**WHAT TO WORK ON**
Copy verbatim the rows from the line containing "svg-text:1: 1: [312, 343, 321, 360]" through the line containing "UI element localization: list", including both of those lines.

--- begin PROVIDED ENTRIES ---

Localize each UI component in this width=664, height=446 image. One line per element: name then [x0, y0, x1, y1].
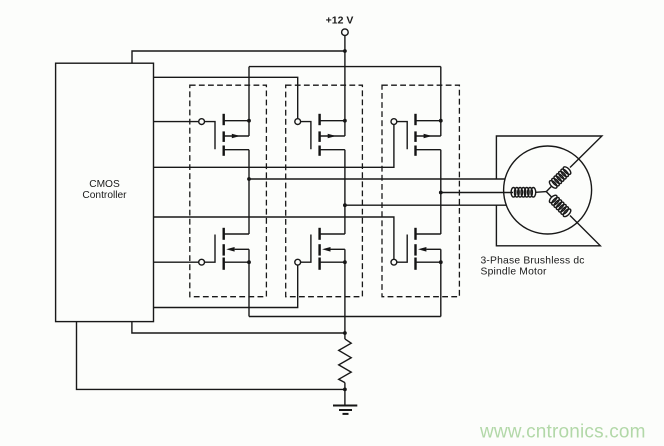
- svg-text:Spindle Motor: Spindle Motor: [481, 267, 548, 278]
- motor housing bottom flag: [496, 205, 600, 246]
- wire: resistor bottom lead: [344, 383, 346, 406]
- winding L1 (left phase coil): [511, 188, 536, 198]
- wire: phase B to motor: [441, 192, 513, 194]
- wire: left half-bridge supply drop: [248, 67, 250, 121]
- wire: sense feedback to controller (resistor top): [132, 322, 345, 333]
- wire: Q4 source drop: [248, 262, 250, 316]
- motor body circle: [504, 146, 592, 234]
- node: +12V tap junction: [343, 49, 347, 53]
- CMOS controller U1 box: [56, 63, 154, 321]
- wire: star point arm upper: [546, 186, 552, 192]
- wire: gate feed Q6 (right bottom) from controller: [154, 217, 394, 259]
- wire: gate feed Q5 (middle bottom) from controller: [154, 265, 298, 307]
- dashed box: driver pair 2: [286, 85, 363, 297]
- node: resistor top junction: [343, 331, 347, 335]
- transistor Q4 (left bottom NMOS): [199, 228, 251, 270]
- svg-text:www.cntronics.com: www.cntronics.com: [479, 421, 646, 442]
- winding L2 (upper phase coil): [548, 166, 572, 190]
- wire: right half-bridge output vertical: [440, 150, 442, 234]
- wire: gate feed Q4 (left bottom) from controller: [154, 261, 199, 263]
- wire: phase C to motor: [345, 204, 507, 206]
- svg-text:3-Phase Brushless dc: 3-Phase Brushless dc: [481, 256, 585, 267]
- wire: Q5 source drop to sense resistor: [344, 262, 346, 339]
- transistor Q3 (right top PMOS): [391, 114, 443, 156]
- motor housing top flag: [496, 136, 602, 179]
- wire: left half-bridge output vertical: [248, 150, 250, 234]
- wire: star point arm lower: [546, 192, 552, 198]
- wire: bottom source rail: [249, 316, 441, 318]
- node: phase C tap: [343, 203, 347, 207]
- transistor Q5 (middle bottom NMOS): [295, 228, 347, 270]
- dashed box: driver pair 1: [190, 85, 267, 297]
- wire: top rail linking left and right half-bridges: [249, 66, 441, 68]
- transistor Q2 (middle top PMOS): [295, 114, 347, 156]
- +12V terminal: [342, 29, 349, 36]
- wire: middle half-bridge output vertical: [344, 150, 346, 234]
- wire: gate feed Q3 (right top) from controller: [154, 125, 394, 168]
- wire: right half-bridge supply drop: [440, 67, 442, 121]
- wire: gate feed Q1 (left top) from controller: [154, 121, 199, 123]
- wire: star point arm left: [536, 191, 547, 194]
- svg-text:CMOS: CMOS: [89, 179, 120, 190]
- dashed box: driver pair 3: [382, 85, 459, 297]
- wire: controller supply from +12V: [132, 51, 345, 63]
- transistor Q1 (left top PMOS): [199, 114, 251, 156]
- transistor Q6 (right bottom NMOS): [391, 228, 443, 270]
- node: phase B tap: [439, 191, 443, 195]
- resistor R1 (current sense): [339, 339, 352, 383]
- wire: feedback from resistor bottom to controller: [77, 322, 345, 390]
- ground: [333, 406, 357, 414]
- wire: Q6 source drop: [440, 262, 442, 316]
- node: phase A tap: [247, 177, 251, 181]
- svg-text:Controller: Controller: [82, 190, 127, 201]
- winding L3 (lower phase coil): [548, 194, 572, 218]
- wire: gate feed Q2 (middle top) from controller: [154, 77, 298, 118]
- svg-text:+12 V: +12 V: [326, 15, 354, 27]
- node: resistor bottom junction: [343, 388, 347, 392]
- wire: +12V vertical feed to middle half-bridge: [344, 36, 346, 121]
- wire: phase A to motor: [249, 178, 505, 180]
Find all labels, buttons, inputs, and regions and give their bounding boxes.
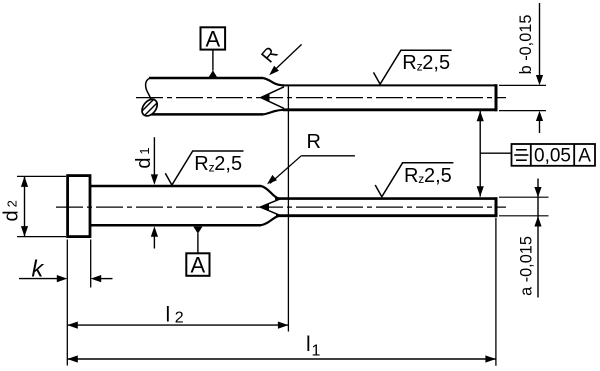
svg-text:1: 1: [312, 343, 321, 360]
svg-text:b -0,015: b -0,015: [517, 15, 535, 75]
svg-text:R: R: [194, 153, 208, 175]
svg-text:2: 2: [175, 310, 184, 327]
svg-text:k: k: [32, 256, 45, 282]
svg-text:A: A: [578, 146, 591, 167]
svg-text:A: A: [191, 253, 206, 278]
svg-text:0,05: 0,05: [534, 146, 571, 167]
svg-text:d2: d2: [0, 200, 22, 221]
svg-text:2,5: 2,5: [214, 153, 242, 175]
svg-text:R: R: [402, 52, 416, 74]
svg-text:d1: d1: [133, 147, 155, 168]
svg-text:R: R: [307, 131, 321, 153]
svg-text:l: l: [166, 303, 171, 326]
svg-text:A: A: [206, 27, 221, 52]
svg-text:l: l: [306, 333, 311, 356]
svg-text:R: R: [404, 165, 418, 187]
svg-text:2,5: 2,5: [424, 165, 452, 187]
svg-text:a -0,015: a -0,015: [518, 236, 536, 296]
svg-text:2,5: 2,5: [422, 52, 450, 74]
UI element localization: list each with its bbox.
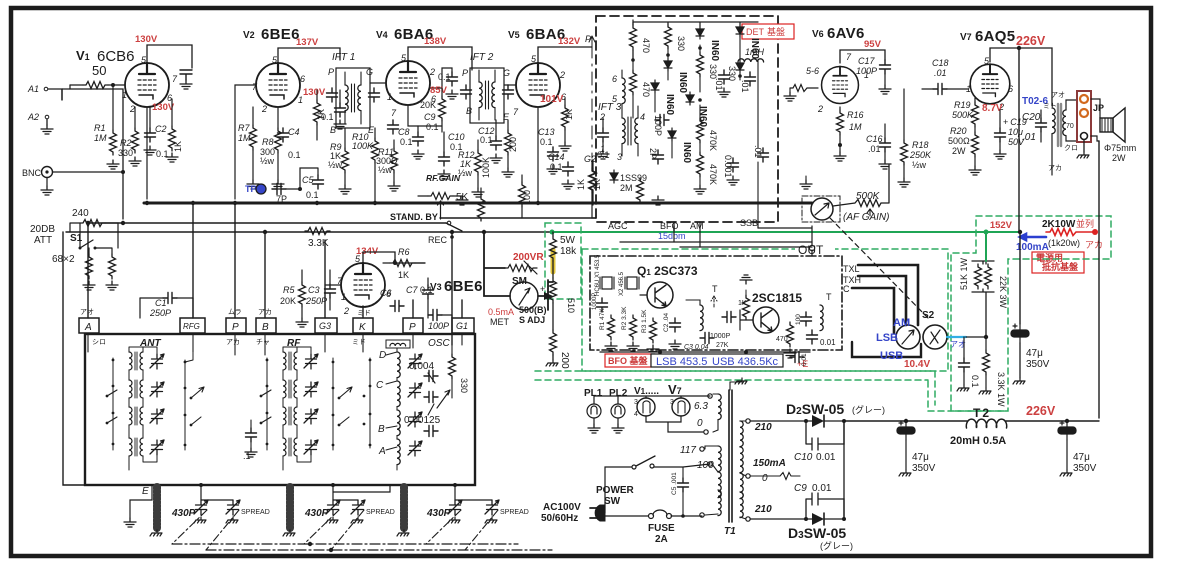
svg-text:BFO 基盤: BFO 基盤 xyxy=(608,355,649,366)
svg-text:T1: T1 xyxy=(724,526,736,537)
svg-text:C9: C9 xyxy=(794,483,807,494)
svg-text:.01: .01 xyxy=(934,68,947,78)
svg-text:350V: 350V xyxy=(1026,359,1050,370)
svg-text:6AV6: 6AV6 xyxy=(827,25,865,42)
connector JP speaker xyxy=(1077,91,1091,142)
svg-text:AM: AM xyxy=(690,221,704,231)
wire left chassis return xyxy=(63,232,85,485)
svg-text:3: 3 xyxy=(617,152,622,162)
svg-text:V1.....: V1..... xyxy=(634,386,659,397)
svg-text:0.1: 0.1 xyxy=(970,375,980,388)
svg-text:アカ: アカ xyxy=(1048,164,1062,172)
svg-text:アオ: アオ xyxy=(80,308,94,316)
coil OSC row3 xyxy=(397,410,400,436)
switch ANT rotor contacts xyxy=(184,360,186,450)
svg-text:0: 0 xyxy=(762,473,768,484)
svg-text:R2 3.3K: R2 3.3K xyxy=(621,306,628,330)
svg-text:B: B xyxy=(378,424,385,435)
svg-text:7P: 7P xyxy=(276,194,287,204)
svg-text:PL1: PL1 xyxy=(584,388,603,399)
svg-text:R3 1.5K: R3 1.5K xyxy=(641,309,648,333)
coil OSC row1 xyxy=(397,352,400,378)
svg-text:1M: 1M xyxy=(849,122,862,132)
wire vertical x=325 G3 xyxy=(324,240,326,318)
svg-text:132V: 132V xyxy=(558,36,581,47)
svg-text:2W: 2W xyxy=(1112,153,1126,163)
svg-text:250K: 250K xyxy=(909,150,932,160)
svg-text:2: 2 xyxy=(343,306,349,316)
wire V5 grid xyxy=(504,84,516,86)
wire V4 output drop xyxy=(408,105,418,126)
diode IN60 g xyxy=(668,128,676,141)
diode 1SS99 xyxy=(610,170,618,183)
svg-text:REC: REC xyxy=(428,235,448,245)
link gang dash-dot line 2 xyxy=(206,549,552,551)
wire V2 plate up to 137V rail xyxy=(278,48,340,63)
wire green dashed double line lower xyxy=(535,379,928,381)
svg-text:2: 2 xyxy=(129,104,135,114)
wire right riser xyxy=(1098,141,1100,418)
terminal 6.3 tap xyxy=(708,394,712,398)
wire BFO bus lower xyxy=(620,228,812,247)
coil OSC top link xyxy=(390,343,406,346)
svg-text:350V: 350V xyxy=(912,463,936,474)
svg-text:1: 1 xyxy=(341,292,346,302)
svg-text:27K: 27K xyxy=(716,342,729,349)
svg-text:TP: TP xyxy=(245,184,257,194)
wire grid down xyxy=(70,85,113,130)
wire AGC bus from DET xyxy=(440,217,596,219)
wire solid green 152V line xyxy=(552,231,1020,233)
capacitor 100P osc xyxy=(428,310,442,321)
resistor 2K10W red xyxy=(1046,229,1095,236)
wire vertical x=363 K xyxy=(362,306,364,318)
svg-text:IFT 2: IFT 2 xyxy=(470,52,494,63)
svg-text:チャ: チャ xyxy=(256,338,270,346)
svg-text:B: B xyxy=(466,106,472,116)
svg-text:47μ: 47μ xyxy=(912,452,929,463)
svg-text:½w: ½w xyxy=(260,156,275,166)
svg-text:AC100V: AC100V xyxy=(543,502,581,513)
svg-text:85V: 85V xyxy=(430,85,448,96)
svg-text:½w: ½w xyxy=(378,165,393,175)
switch rotary func xyxy=(811,198,833,220)
trimmer group 1 SPREAD xyxy=(226,500,240,515)
transistor Q1 xyxy=(647,282,673,308)
box BFO inner dash-dot xyxy=(590,256,842,350)
svg-text:226V: 226V xyxy=(1016,34,1046,48)
wire bfo out up xyxy=(811,226,813,256)
ground det center xyxy=(652,196,664,205)
svg-text:1SS99: 1SS99 xyxy=(620,173,647,183)
coil IFT3 upper winding xyxy=(622,78,625,104)
diode D3 xyxy=(750,518,812,520)
coil ANT row1 xyxy=(129,352,143,370)
wire det top rail xyxy=(633,22,758,26)
wire bus y=219 xyxy=(88,222,446,224)
svg-text:C10: C10 xyxy=(448,132,465,142)
wire speaker feed xyxy=(1091,99,1100,141)
capacitor IFT1 tuning caps xyxy=(327,88,338,102)
svg-text:18k: 18k xyxy=(560,246,577,257)
svg-text:C: C xyxy=(843,284,850,294)
svg-text:4: 4 xyxy=(634,411,638,418)
wire V5 plate to rail xyxy=(538,47,592,63)
svg-text:0.01: 0.01 xyxy=(816,452,836,463)
wire fuse to primary xyxy=(671,515,702,517)
box green dashed power resistor board outline xyxy=(951,216,1111,411)
svg-text:C3 0.04: C3 0.04 xyxy=(684,344,709,351)
svg-text:アオ: アオ xyxy=(1051,91,1065,99)
ground T1 core xyxy=(730,382,742,390)
box LSB USB freq xyxy=(651,354,783,367)
svg-text:5-6: 5-6 xyxy=(806,66,819,76)
box green dashed small S-ADJ board xyxy=(545,223,581,299)
svg-text:G3: G3 xyxy=(319,321,331,331)
wire A1 feed xyxy=(62,89,123,219)
svg-text:R20: R20 xyxy=(950,126,967,136)
wire V4 grid left to IFT1 xyxy=(370,82,386,84)
coil ANT row3 xyxy=(129,407,143,425)
shield bar 3 xyxy=(400,487,408,528)
svg-text:20K: 20K xyxy=(420,100,436,110)
svg-text:C4: C4 xyxy=(288,127,300,137)
tube V7 6AQ5 xyxy=(970,59,1010,104)
svg-text:.01: .01 xyxy=(1022,132,1036,143)
svg-text:V6: V6 xyxy=(812,29,824,40)
svg-text:100K: 100K xyxy=(481,157,491,178)
bus nested 3 xyxy=(852,288,894,333)
svg-text:47μ: 47μ xyxy=(1026,348,1043,359)
svg-text:1K: 1K xyxy=(576,179,586,190)
svg-text:IN60: IN60 xyxy=(709,40,720,62)
svg-text:C1: C1 xyxy=(155,298,167,308)
svg-text:2: 2 xyxy=(599,112,605,122)
svg-text:C14: C14 xyxy=(548,152,565,162)
svg-text:アカ: アカ xyxy=(1085,240,1103,250)
svg-text:137V: 137V xyxy=(296,37,319,48)
svg-text:3: 3 xyxy=(634,399,638,406)
svg-text:1K: 1K xyxy=(398,270,409,280)
switch S2 wafer b xyxy=(923,325,947,349)
label OUT on green box edge xyxy=(795,242,835,256)
tube V6 6AV6 xyxy=(822,61,859,103)
svg-text:0.001: 0.001 xyxy=(723,155,733,178)
svg-text:1: 1 xyxy=(600,144,605,154)
resistor 470K a xyxy=(697,118,704,143)
svg-text:0.1: 0.1 xyxy=(306,190,319,200)
resistor 3.3K xyxy=(305,228,330,235)
wire E ground xyxy=(130,485,152,518)
svg-text:2: 2 xyxy=(817,104,823,114)
svg-text:BFO: BFO xyxy=(660,221,679,231)
svg-text:R5: R5 xyxy=(283,285,295,295)
svg-text:T2: T2 xyxy=(973,406,991,420)
svg-text:6BE6: 6BE6 xyxy=(261,26,300,43)
svg-text:50/60Hz: 50/60Hz xyxy=(541,513,578,524)
transformer T1 heater winding xyxy=(718,394,721,420)
switch ANT contacts xyxy=(112,358,114,450)
svg-text:.01: .01 xyxy=(753,145,763,158)
svg-text:.01: .01 xyxy=(714,78,724,91)
capacitor 47u second xyxy=(897,421,915,440)
svg-text:E: E xyxy=(368,125,375,135)
svg-text:138V: 138V xyxy=(424,36,447,47)
svg-text:T: T xyxy=(712,284,718,294)
svg-text:210: 210 xyxy=(754,422,772,433)
shield bar 2 xyxy=(286,487,294,528)
transformer T1 primary xyxy=(718,446,721,472)
svg-text:20mH 0.5A: 20mH 0.5A xyxy=(950,435,1006,447)
svg-text:0.5mA: 0.5mA xyxy=(488,307,514,317)
coil tank Q1 xyxy=(686,300,700,305)
ground 200 xyxy=(546,360,558,366)
svg-text:100P: 100P xyxy=(653,115,663,136)
svg-text:95V: 95V xyxy=(864,39,882,50)
box DET board dashed xyxy=(596,16,778,222)
wire V4 plate to rail xyxy=(408,47,472,70)
svg-text:330: 330 xyxy=(676,36,686,51)
svg-text:0.004: 0.004 xyxy=(409,361,434,372)
svg-text:2: 2 xyxy=(559,70,565,80)
svg-text:470: 470 xyxy=(641,38,651,53)
bus terminal box xyxy=(852,342,921,357)
svg-text:クロ: クロ xyxy=(1064,144,1078,152)
wire B+ main xyxy=(844,420,1099,422)
svg-text:D3SW-05: D3SW-05 xyxy=(788,525,846,541)
svg-text:IFT 1: IFT 1 xyxy=(332,52,355,63)
svg-text:50: 50 xyxy=(92,63,106,78)
label BFO基盤 red box xyxy=(605,354,651,367)
svg-text:4: 4 xyxy=(640,112,645,122)
svg-text:10.4V: 10.4V xyxy=(904,359,930,370)
svg-text:P: P xyxy=(232,322,239,333)
svg-text:RFG: RFG xyxy=(183,322,200,331)
svg-text:200VR: 200VR xyxy=(513,252,544,263)
ground A2 xyxy=(41,125,53,134)
wire OSC links xyxy=(386,348,397,470)
svg-text:130V: 130V xyxy=(135,34,158,45)
svg-text:BNC: BNC xyxy=(22,168,42,178)
svg-text:P: P xyxy=(328,67,334,77)
ground BNC xyxy=(46,178,48,186)
svg-text:3: 3 xyxy=(670,399,674,406)
label DET基盤 red box xyxy=(742,24,794,39)
svg-text:B: B xyxy=(330,125,336,135)
diode IN60 c xyxy=(664,58,672,71)
wire 47u feed xyxy=(1019,232,1021,324)
svg-text:A2: A2 xyxy=(27,112,39,122)
svg-text:0.00125: 0.00125 xyxy=(404,415,441,426)
svg-text:47μ: 47μ xyxy=(1073,452,1090,463)
svg-text:2P: 2P xyxy=(648,148,658,159)
svg-text:C: C xyxy=(376,380,384,391)
wire V1 plate to B+ xyxy=(147,45,192,68)
wire meter loop xyxy=(484,232,553,310)
transformer OPT T02-6 xyxy=(1052,108,1055,134)
svg-text:T: T xyxy=(826,292,832,302)
svg-text:SPREAD: SPREAD xyxy=(500,509,529,516)
svg-text:0.1: 0.1 xyxy=(426,122,439,132)
svg-text:0.1: 0.1 xyxy=(550,162,563,172)
svg-text:2A: 2A xyxy=(655,534,668,545)
svg-text:0.01: 0.01 xyxy=(801,353,808,366)
svg-text:R8: R8 xyxy=(262,137,274,147)
terminal box G3 xyxy=(315,318,337,333)
wire ANT to RFG xyxy=(185,352,193,362)
wire parallel bars xyxy=(972,255,994,337)
terminal box K xyxy=(353,318,373,333)
switch ANT rotor arrow xyxy=(191,387,204,425)
resistor 68 a xyxy=(86,254,93,279)
tube V1 6CB6 xyxy=(125,57,169,107)
svg-text:2W: 2W xyxy=(952,146,966,156)
coil RF row3 xyxy=(283,407,297,425)
node det dots xyxy=(631,58,635,62)
svg-text:22K 3W: 22K 3W xyxy=(998,276,1008,309)
svg-text:G1: G1 xyxy=(456,321,468,331)
svg-text:C6: C6 xyxy=(380,288,392,298)
svg-text:USB: USB xyxy=(880,350,903,362)
svg-text:152V: 152V xyxy=(990,220,1013,231)
box green dashed BFO + switch board xyxy=(582,249,948,371)
svg-text:(グレー): (グレー) xyxy=(852,404,885,415)
resistor 330 det2 xyxy=(697,52,704,77)
svg-text:330: 330 xyxy=(459,378,469,393)
svg-text:USB 436.5Kc: USB 436.5Kc xyxy=(712,356,779,368)
svg-text:100P: 100P xyxy=(856,66,877,76)
svg-text:R2: R2 xyxy=(120,138,132,148)
wire V6 plate xyxy=(840,50,885,63)
svg-text:2: 2 xyxy=(429,67,435,77)
resistor 470K b xyxy=(697,152,704,177)
tube V3 6BE6 mixer-osc xyxy=(341,257,385,307)
svg-text:1mH: 1mH xyxy=(745,47,765,57)
svg-text:SSB: SSB xyxy=(740,218,758,228)
svg-text:150mA: 150mA xyxy=(753,458,786,469)
svg-text:HC6U X'l 453.5: HC6U X'l 453.5 xyxy=(595,254,601,296)
svg-text:ムラ: ムラ xyxy=(228,308,242,316)
svg-text:6: 6 xyxy=(167,93,172,103)
svg-text:S1: S1 xyxy=(70,233,83,244)
svg-text:C2 .04: C2 .04 xyxy=(663,312,670,332)
wire S2 blue out xyxy=(947,336,966,338)
svg-text:470K: 470K xyxy=(708,130,718,151)
svg-text:½w: ½w xyxy=(458,168,473,178)
svg-text:STAND. BY: STAND. BY xyxy=(390,212,438,222)
svg-text:C2: C2 xyxy=(155,124,167,134)
svg-text:70: 70 xyxy=(1066,123,1074,130)
node green junction dot 2 xyxy=(984,230,989,235)
svg-text:JP: JP xyxy=(1093,103,1104,113)
wire vertical x=265 B xyxy=(264,232,266,318)
wire V7 cathode riser xyxy=(1018,48,1020,232)
switch OSC rotor xyxy=(428,373,450,415)
wire bus y=229 xyxy=(66,231,552,233)
svg-text:1: 1 xyxy=(122,90,127,100)
svg-text:A: A xyxy=(84,322,92,333)
svg-text:½w: ½w xyxy=(328,160,343,170)
coil OSC row4 xyxy=(397,439,400,465)
svg-text:(1k20w): (1k20w) xyxy=(1048,238,1080,248)
svg-text:3.3K 1W: 3.3K 1W xyxy=(996,372,1006,407)
link gang diagonals xyxy=(172,510,498,550)
speaker xyxy=(1100,118,1113,132)
svg-text:0.1: 0.1 xyxy=(540,137,553,147)
switch RF contacts xyxy=(266,358,268,450)
svg-text:6: 6 xyxy=(1008,84,1013,94)
wire main thick signal bus y=208 xyxy=(144,202,812,205)
svg-text:R1 47K: R1 47K xyxy=(599,308,606,330)
svg-text:ミト: ミト xyxy=(1043,103,1057,110)
tube V2 6BE6 xyxy=(256,57,300,107)
terminal box P xyxy=(226,318,246,333)
svg-text:ATT: ATT xyxy=(34,235,52,246)
svg-text:ミド: ミド xyxy=(352,339,366,346)
svg-text:1M: 1M xyxy=(94,133,107,143)
wire bfo bottom rail xyxy=(600,351,810,353)
svg-text:R1: R1 xyxy=(94,123,106,133)
svg-text:330: 330 xyxy=(118,148,133,158)
svg-text:SPREAD: SPREAD xyxy=(366,509,395,516)
diode IN60 e xyxy=(651,80,659,93)
resistor 330 det xyxy=(665,24,672,49)
svg-text:SPREAD: SPREAD xyxy=(241,509,270,516)
svg-text:A1: A1 xyxy=(27,84,39,94)
svg-text:R19: R19 xyxy=(954,100,971,110)
wire BFO bus xyxy=(673,226,675,232)
svg-text:½w: ½w xyxy=(912,160,927,170)
heater V7 xyxy=(672,398,690,416)
wire V3 plate up xyxy=(363,252,425,263)
box switch shield dash-dot xyxy=(802,196,840,222)
coil T out xyxy=(820,305,823,331)
svg-text:アカ: アカ xyxy=(258,308,272,316)
ground 1K q2 xyxy=(745,290,747,295)
svg-text:240: 240 xyxy=(72,208,89,219)
svg-text:6AQ5: 6AQ5 xyxy=(975,28,1015,45)
wire green dashed corner down xyxy=(928,371,1008,411)
svg-text:500Ω: 500Ω xyxy=(948,136,970,146)
svg-text:SW: SW xyxy=(604,496,621,507)
svg-text:2K10W: 2K10W xyxy=(1042,219,1076,230)
arrow meter plus xyxy=(544,292,553,300)
svg-text:RF.GAIN: RF.GAIN xyxy=(426,173,461,183)
svg-text:430P: 430P xyxy=(304,508,329,519)
terminal box G1 xyxy=(452,318,474,333)
svg-text:抵抗基盤: 抵抗基盤 xyxy=(1042,261,1079,272)
svg-text:0.1: 0.1 xyxy=(288,150,301,160)
wire det verticals xyxy=(674,222,758,247)
switch OSC contacts xyxy=(369,358,371,448)
wire V7 plate to OPT xyxy=(990,48,1052,106)
trimmer group 2 SPREAD xyxy=(351,500,365,515)
diode IN60 b xyxy=(736,24,744,37)
link dashed mechanical S2 coupling xyxy=(830,218,928,318)
svg-text:並列: 並列 xyxy=(1076,218,1094,229)
svg-text:LSB 453.5: LSB 453.5 xyxy=(656,356,707,368)
svg-text:.01: .01 xyxy=(740,80,750,93)
capacitor 47u 350V first xyxy=(1011,324,1029,343)
wire green vertical drop xyxy=(985,232,987,261)
svg-text:C8: C8 xyxy=(398,127,410,137)
terminal box RFG xyxy=(180,318,205,333)
coil ANT row2 xyxy=(129,380,143,398)
transistor Q2 xyxy=(753,307,779,333)
tube V5 6BA6 xyxy=(516,57,560,107)
svg-text:200: 200 xyxy=(508,137,518,152)
svg-text:C13: C13 xyxy=(538,127,555,137)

--- end PROVIDED ENTRIES ---

**ANSWER TO THE EXERCISE**
svg-text:1: 1: [312, 343, 321, 360]
svg-text:b -0,015: b -0,015: [517, 15, 535, 75]
svg-text:R: R: [194, 153, 208, 175]
svg-text:2: 2: [175, 310, 184, 327]
svg-text:k: k: [32, 256, 45, 282]
svg-text:A: A: [578, 146, 591, 167]
svg-text:A: A: [191, 253, 206, 278]
svg-text:0,05: 0,05: [534, 146, 571, 167]
svg-text:d2: d2: [0, 200, 22, 221]
svg-text:2,5: 2,5: [214, 153, 242, 175]
svg-text:R: R: [402, 52, 416, 74]
svg-text:d1: d1: [133, 147, 155, 168]
svg-text:R: R: [307, 131, 321, 153]
svg-text:l: l: [166, 303, 171, 326]
svg-text:A: A: [206, 27, 221, 52]
svg-text:l: l: [306, 333, 311, 356]
svg-text:R: R: [404, 165, 418, 187]
svg-text:2,5: 2,5: [424, 165, 452, 187]
svg-text:a -0,015: a -0,015: [518, 236, 536, 296]
svg-text:2,5: 2,5: [422, 52, 450, 74]
UI element localization: list each with its bbox.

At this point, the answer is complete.